## PROVIDED RECORDS
↓
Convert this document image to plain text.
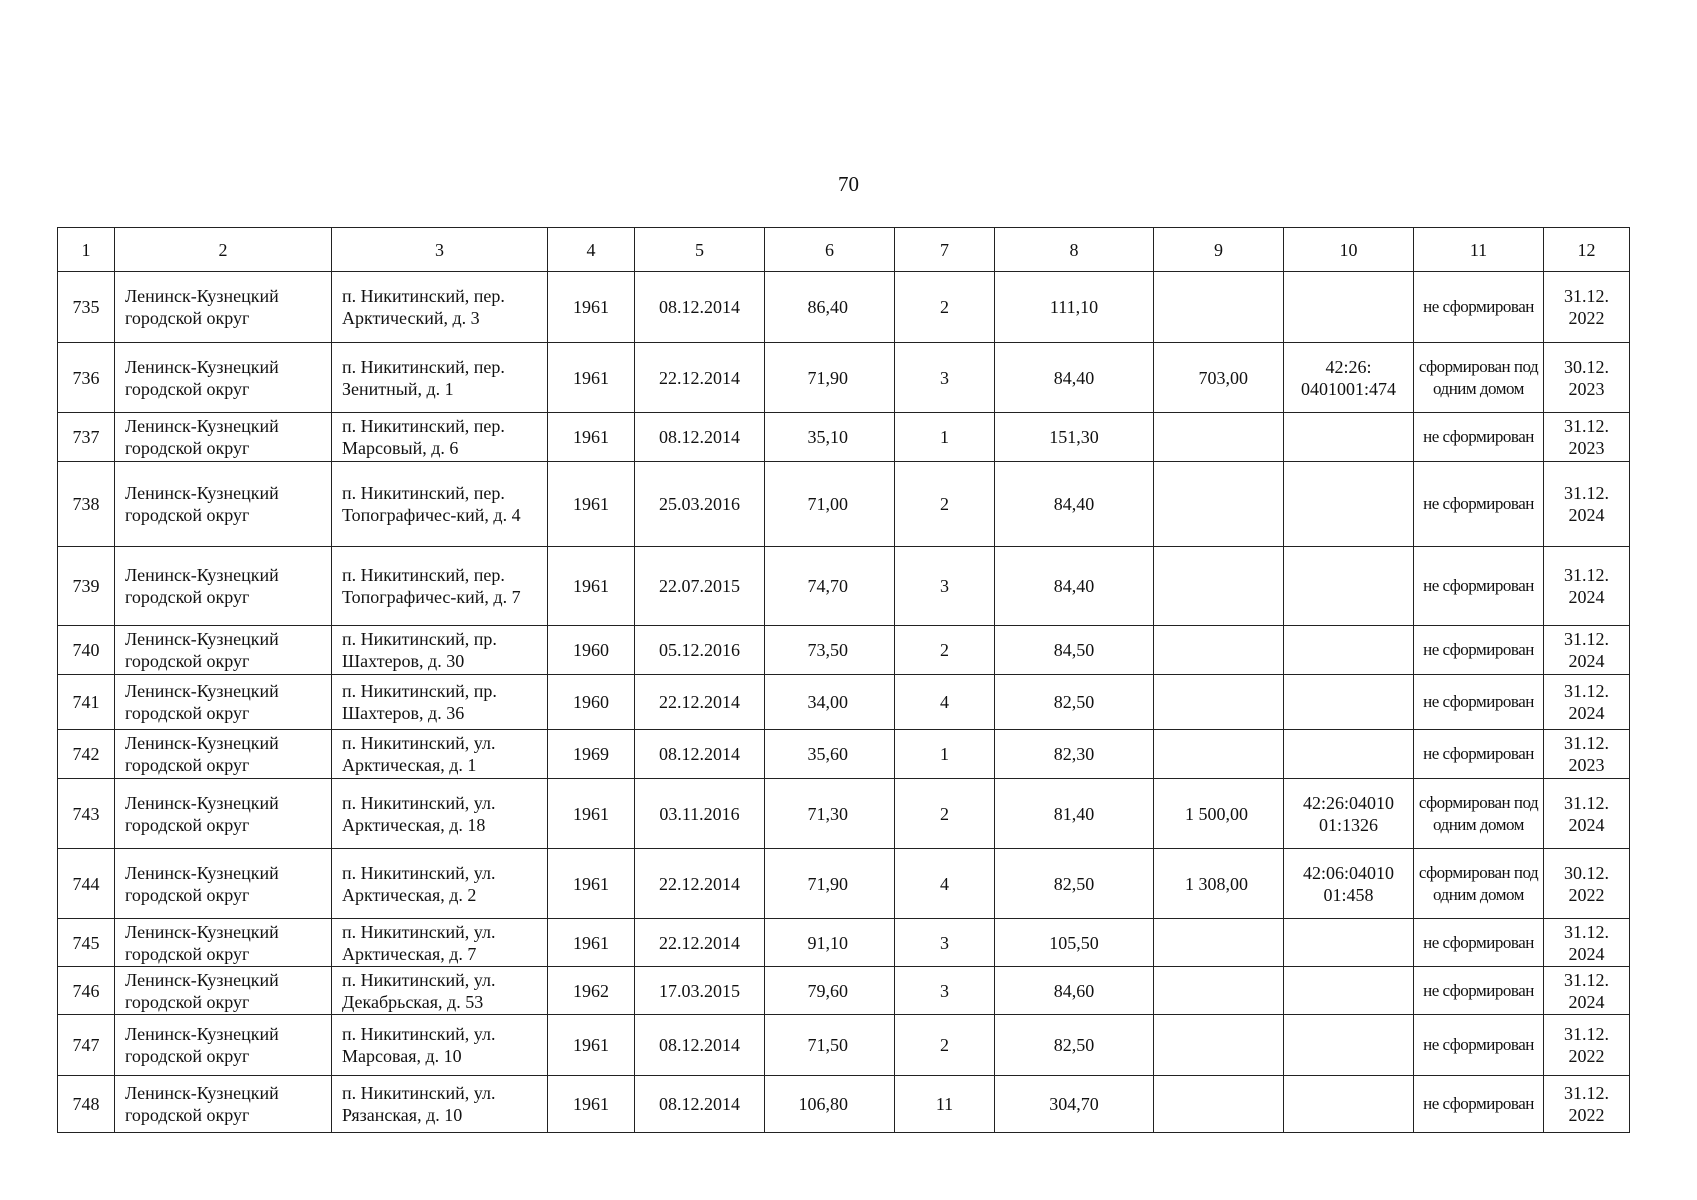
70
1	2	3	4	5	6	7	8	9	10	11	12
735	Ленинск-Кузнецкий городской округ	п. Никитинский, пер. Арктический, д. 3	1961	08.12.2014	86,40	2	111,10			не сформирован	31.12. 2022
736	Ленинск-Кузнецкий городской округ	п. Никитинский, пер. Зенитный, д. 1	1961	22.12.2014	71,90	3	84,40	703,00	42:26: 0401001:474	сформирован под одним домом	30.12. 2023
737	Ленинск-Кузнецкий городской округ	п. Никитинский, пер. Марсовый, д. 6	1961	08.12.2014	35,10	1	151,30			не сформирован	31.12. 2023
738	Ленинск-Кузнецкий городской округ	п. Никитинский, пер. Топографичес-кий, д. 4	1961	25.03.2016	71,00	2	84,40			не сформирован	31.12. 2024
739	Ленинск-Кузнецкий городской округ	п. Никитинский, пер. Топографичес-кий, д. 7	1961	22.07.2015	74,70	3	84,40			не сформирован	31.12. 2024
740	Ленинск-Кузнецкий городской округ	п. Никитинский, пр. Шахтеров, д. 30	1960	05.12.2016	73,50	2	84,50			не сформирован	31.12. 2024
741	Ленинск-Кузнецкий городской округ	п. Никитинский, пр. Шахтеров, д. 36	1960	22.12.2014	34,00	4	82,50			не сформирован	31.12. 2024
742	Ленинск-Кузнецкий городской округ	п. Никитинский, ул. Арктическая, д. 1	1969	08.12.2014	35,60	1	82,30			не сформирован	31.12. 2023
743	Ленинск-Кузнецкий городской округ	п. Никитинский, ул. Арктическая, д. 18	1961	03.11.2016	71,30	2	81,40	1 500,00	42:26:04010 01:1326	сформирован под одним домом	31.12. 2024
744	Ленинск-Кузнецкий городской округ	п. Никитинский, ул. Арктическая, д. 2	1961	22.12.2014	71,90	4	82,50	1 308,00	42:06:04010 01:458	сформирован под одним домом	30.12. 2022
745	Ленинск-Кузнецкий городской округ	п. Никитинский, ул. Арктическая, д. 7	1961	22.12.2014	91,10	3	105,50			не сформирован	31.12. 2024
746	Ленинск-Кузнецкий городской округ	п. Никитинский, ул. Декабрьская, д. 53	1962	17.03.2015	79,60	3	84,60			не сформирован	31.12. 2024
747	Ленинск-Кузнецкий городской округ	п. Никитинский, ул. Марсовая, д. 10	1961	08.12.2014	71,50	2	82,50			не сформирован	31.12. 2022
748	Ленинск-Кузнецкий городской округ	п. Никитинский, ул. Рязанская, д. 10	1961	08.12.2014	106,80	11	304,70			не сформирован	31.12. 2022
↑
↓
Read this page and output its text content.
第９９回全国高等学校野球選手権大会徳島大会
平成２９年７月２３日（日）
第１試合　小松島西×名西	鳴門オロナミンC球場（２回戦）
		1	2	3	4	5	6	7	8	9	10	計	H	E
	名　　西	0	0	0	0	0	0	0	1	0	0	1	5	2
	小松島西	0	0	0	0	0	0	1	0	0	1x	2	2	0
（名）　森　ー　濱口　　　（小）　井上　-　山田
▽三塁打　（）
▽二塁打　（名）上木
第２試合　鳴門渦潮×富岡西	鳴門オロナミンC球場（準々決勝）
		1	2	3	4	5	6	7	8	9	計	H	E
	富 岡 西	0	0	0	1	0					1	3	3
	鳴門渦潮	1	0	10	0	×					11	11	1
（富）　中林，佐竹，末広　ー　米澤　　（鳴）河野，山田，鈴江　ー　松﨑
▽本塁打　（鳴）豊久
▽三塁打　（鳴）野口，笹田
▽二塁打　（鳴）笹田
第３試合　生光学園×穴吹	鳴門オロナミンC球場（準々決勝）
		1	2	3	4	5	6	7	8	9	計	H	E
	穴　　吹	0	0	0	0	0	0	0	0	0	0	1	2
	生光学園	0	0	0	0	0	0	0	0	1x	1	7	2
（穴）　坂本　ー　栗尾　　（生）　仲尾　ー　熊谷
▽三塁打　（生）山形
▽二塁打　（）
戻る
↑
## TASK INSTRUCTIONS
Find all lines where the word "Арктическая" appears. Copy them.

## THE RESULT
742	Ленинск-Кузнецкий городской округ	п. Никитинский, ул. Арктическая, д. 1	1969	08.12.2014	35,60	1	82,30			не сформирован	31.12. 2023
743	Ленинск-Кузнецкий городской округ	п. Никитинский, ул. Арктическая, д. 18	1961	03.11.2016	71,30	2	81,40	1 500,00	42:26:04010 01:1326	сформирован под одним домом	31.12. 2024
744	Ленинск-Кузнецкий городской округ	п. Никитинский, ул. Арктическая, д. 2	1961	22.12.2014	71,90	4	82,50	1 308,00	42:06:04010 01:458	сформирован под одним домом	30.12. 2022
745	Ленинск-Кузнецкий городской округ	п. Никитинский, ул. Арктическая, д. 7	1961	22.12.2014	91,10	3	105,50			не сформирован	31.12. 2024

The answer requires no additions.